▶ [Problem description]:
Exactly reproduce the line that contains "Extract the structured" and all lines after it in the entries below, through the very last line.
-- START OF Entries --
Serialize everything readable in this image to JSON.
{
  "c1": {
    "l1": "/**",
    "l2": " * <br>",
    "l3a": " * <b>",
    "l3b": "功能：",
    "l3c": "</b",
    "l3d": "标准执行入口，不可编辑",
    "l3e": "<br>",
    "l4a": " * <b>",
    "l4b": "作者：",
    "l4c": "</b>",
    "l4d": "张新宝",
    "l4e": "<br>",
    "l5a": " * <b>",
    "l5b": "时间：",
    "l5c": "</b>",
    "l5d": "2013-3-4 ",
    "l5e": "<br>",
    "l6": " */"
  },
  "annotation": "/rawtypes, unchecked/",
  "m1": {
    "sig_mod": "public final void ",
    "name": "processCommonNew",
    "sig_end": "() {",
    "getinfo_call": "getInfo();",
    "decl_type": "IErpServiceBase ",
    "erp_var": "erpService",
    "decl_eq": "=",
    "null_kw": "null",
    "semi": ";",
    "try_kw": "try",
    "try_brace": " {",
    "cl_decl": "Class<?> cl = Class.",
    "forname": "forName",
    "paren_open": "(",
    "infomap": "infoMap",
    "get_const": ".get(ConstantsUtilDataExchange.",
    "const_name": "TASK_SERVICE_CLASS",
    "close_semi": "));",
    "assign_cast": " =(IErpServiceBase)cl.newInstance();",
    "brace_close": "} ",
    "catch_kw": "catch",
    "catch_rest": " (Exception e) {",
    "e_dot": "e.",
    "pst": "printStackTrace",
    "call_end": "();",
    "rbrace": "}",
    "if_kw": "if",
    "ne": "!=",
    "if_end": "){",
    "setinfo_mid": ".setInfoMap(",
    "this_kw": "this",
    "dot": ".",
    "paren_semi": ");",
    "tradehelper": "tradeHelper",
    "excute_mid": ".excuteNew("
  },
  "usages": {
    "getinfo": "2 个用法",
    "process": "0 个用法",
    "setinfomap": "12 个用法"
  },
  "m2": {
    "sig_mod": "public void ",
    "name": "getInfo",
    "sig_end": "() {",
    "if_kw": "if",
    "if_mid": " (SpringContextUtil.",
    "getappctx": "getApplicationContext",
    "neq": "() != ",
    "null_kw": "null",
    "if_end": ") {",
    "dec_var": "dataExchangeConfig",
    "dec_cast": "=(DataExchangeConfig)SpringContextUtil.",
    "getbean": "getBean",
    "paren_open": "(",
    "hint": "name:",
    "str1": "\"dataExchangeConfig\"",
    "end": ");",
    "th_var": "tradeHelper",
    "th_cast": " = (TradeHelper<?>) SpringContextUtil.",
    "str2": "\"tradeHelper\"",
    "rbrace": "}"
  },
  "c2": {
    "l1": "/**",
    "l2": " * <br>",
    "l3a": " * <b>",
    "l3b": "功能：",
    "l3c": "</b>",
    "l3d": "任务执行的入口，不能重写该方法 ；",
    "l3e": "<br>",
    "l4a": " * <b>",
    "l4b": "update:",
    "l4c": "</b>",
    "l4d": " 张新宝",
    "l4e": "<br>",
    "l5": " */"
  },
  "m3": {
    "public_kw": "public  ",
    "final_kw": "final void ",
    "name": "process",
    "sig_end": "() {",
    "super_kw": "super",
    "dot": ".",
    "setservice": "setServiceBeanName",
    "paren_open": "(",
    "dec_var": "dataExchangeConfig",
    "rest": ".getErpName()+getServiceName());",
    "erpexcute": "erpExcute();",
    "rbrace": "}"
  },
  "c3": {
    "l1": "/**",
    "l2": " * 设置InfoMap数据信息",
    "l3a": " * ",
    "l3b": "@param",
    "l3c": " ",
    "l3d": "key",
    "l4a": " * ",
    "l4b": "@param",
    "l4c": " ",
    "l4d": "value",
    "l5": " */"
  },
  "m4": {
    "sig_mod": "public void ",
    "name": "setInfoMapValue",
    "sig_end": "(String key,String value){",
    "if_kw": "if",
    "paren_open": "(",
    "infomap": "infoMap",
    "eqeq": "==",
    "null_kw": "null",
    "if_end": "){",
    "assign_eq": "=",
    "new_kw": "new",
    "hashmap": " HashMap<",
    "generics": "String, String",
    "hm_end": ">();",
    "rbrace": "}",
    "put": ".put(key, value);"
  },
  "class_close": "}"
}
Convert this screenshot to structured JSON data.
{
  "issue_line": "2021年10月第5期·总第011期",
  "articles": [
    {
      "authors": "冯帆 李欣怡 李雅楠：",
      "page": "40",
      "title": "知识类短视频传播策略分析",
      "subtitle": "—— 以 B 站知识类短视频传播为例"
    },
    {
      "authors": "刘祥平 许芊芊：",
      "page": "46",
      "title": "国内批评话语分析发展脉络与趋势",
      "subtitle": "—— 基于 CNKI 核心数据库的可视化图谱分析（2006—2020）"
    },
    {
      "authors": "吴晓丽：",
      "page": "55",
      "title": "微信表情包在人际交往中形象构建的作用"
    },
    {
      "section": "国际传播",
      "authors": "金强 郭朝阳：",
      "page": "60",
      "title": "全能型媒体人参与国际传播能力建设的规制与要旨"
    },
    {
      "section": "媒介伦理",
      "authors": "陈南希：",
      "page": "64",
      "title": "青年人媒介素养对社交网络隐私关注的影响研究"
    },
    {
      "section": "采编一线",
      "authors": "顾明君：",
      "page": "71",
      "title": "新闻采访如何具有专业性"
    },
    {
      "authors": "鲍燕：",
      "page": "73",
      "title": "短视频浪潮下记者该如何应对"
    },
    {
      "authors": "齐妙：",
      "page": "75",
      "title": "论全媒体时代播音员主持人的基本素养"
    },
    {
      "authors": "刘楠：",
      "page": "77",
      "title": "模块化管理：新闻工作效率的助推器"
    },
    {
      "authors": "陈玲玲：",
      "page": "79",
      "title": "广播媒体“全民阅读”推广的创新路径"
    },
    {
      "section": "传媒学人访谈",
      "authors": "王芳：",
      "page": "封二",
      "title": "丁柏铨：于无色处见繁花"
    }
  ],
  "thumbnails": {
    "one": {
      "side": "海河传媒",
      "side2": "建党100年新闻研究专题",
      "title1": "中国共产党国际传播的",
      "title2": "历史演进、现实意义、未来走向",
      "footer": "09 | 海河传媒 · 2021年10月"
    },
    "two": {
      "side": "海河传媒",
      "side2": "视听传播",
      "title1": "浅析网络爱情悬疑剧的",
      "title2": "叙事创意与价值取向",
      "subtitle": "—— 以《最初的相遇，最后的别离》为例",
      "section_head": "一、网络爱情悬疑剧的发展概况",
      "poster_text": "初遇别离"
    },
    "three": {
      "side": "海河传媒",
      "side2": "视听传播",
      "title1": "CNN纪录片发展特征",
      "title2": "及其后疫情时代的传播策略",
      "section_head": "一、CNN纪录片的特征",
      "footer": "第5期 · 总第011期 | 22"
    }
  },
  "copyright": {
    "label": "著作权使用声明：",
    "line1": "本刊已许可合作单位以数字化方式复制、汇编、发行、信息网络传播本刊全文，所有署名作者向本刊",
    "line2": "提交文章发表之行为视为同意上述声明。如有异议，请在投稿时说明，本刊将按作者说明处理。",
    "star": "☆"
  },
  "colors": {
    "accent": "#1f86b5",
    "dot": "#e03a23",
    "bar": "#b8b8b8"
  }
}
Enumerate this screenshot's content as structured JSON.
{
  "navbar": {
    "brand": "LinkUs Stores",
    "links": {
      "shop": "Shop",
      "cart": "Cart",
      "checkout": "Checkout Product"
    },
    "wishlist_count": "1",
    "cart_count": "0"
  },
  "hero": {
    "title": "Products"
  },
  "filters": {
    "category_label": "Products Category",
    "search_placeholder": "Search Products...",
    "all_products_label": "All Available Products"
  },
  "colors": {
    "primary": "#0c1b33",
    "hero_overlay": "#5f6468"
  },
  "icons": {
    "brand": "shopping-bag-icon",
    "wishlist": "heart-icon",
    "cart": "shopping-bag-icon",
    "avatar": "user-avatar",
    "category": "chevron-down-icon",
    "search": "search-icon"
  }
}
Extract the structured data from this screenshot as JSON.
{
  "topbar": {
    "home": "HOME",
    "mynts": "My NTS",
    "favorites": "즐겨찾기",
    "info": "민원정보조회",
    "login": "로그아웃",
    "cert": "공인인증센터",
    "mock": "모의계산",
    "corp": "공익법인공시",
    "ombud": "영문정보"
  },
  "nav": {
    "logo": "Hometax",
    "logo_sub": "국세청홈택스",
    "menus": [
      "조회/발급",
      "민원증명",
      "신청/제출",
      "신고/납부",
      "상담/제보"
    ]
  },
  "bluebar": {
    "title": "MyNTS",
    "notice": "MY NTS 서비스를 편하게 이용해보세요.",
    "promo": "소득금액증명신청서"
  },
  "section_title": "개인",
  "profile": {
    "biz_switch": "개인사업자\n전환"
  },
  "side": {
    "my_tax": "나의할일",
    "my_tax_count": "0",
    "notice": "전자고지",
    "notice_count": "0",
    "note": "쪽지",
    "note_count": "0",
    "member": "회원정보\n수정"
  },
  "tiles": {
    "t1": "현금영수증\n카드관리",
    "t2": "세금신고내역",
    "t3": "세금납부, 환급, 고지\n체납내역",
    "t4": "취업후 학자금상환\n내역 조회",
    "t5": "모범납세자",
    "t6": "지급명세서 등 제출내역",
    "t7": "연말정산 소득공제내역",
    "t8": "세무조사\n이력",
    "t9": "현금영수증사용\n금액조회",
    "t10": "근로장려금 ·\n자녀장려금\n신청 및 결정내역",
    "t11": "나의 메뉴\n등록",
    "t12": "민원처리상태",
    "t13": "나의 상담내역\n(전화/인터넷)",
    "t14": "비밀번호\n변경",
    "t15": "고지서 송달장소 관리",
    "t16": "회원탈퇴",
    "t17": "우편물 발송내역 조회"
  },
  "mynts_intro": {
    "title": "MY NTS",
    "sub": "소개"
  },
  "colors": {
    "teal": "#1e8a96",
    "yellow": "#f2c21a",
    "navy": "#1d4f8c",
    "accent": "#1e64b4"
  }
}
-- END OF Entries --
▶ [Answer to the problem]:
Extract the structured data from this screenshot as JSON.
{
  "topbar": {
    "home": "HOME",
    "mynts": "My NTS",
    "favorites": "즐겨찾기",
    "info": "민원정보조회",
    "login": "로그아웃",
    "cert": "공인인증센터",
    "mock": "모의계산",
    "corp": "공익법인공시",
    "ombud": "영문정보"
  },
  "nav": {
    "logo": "Hometax",
    "logo_sub": "국세청홈택스",
    "menus": [
      "조회/발급",
      "민원증명",
      "신청/제출",
      "신고/납부",
      "상담/제보"
    ]
  },
  "bluebar": {
    "title": "MyNTS",
    "notice": "MY NTS 서비스를 편하게 이용해보세요.",
    "promo": "소득금액증명신청서"
  },
  "section_title": "개인",
  "profile": {
    "biz_switch": "개인사업자\n전환"
  },
  "side": {
    "my_tax": "나의할일",
    "my_tax_count": "0",
    "notice": "전자고지",
    "notice_count": "0",
    "note": "쪽지",
    "note_count": "0",
    "member": "회원정보\n수정"
  },
  "tiles": {
    "t1": "현금영수증\n카드관리",
    "t2": "세금신고내역",
    "t3": "세금납부, 환급, 고지\n체납내역",
    "t4": "취업후 학자금상환\n내역 조회",
    "t5": "모범납세자",
    "t6": "지급명세서 등 제출내역",
    "t7": "연말정산 소득공제내역",
    "t8": "세무조사\n이력",
    "t9": "현금영수증사용\n금액조회",
    "t10": "근로장려금 ·\n자녀장려금\n신청 및 결정내역",
    "t11": "나의 메뉴\n등록",
    "t12": "민원처리상태",
    "t13": "나의 상담내역\n(전화/인터넷)",
    "t14": "비밀번호\n변경",
    "t15": "고지서 송달장소 관리",
    "t16": "회원탈퇴",
    "t17": "우편물 발송내역 조회"
  },
  "mynts_intro": {
    "title": "MY NTS",
    "sub": "소개"
  },
  "colors": {
    "teal": "#1e8a96",
    "yellow": "#f2c21a",
    "navy": "#1d4f8c",
    "accent": "#1e64b4"
  }
}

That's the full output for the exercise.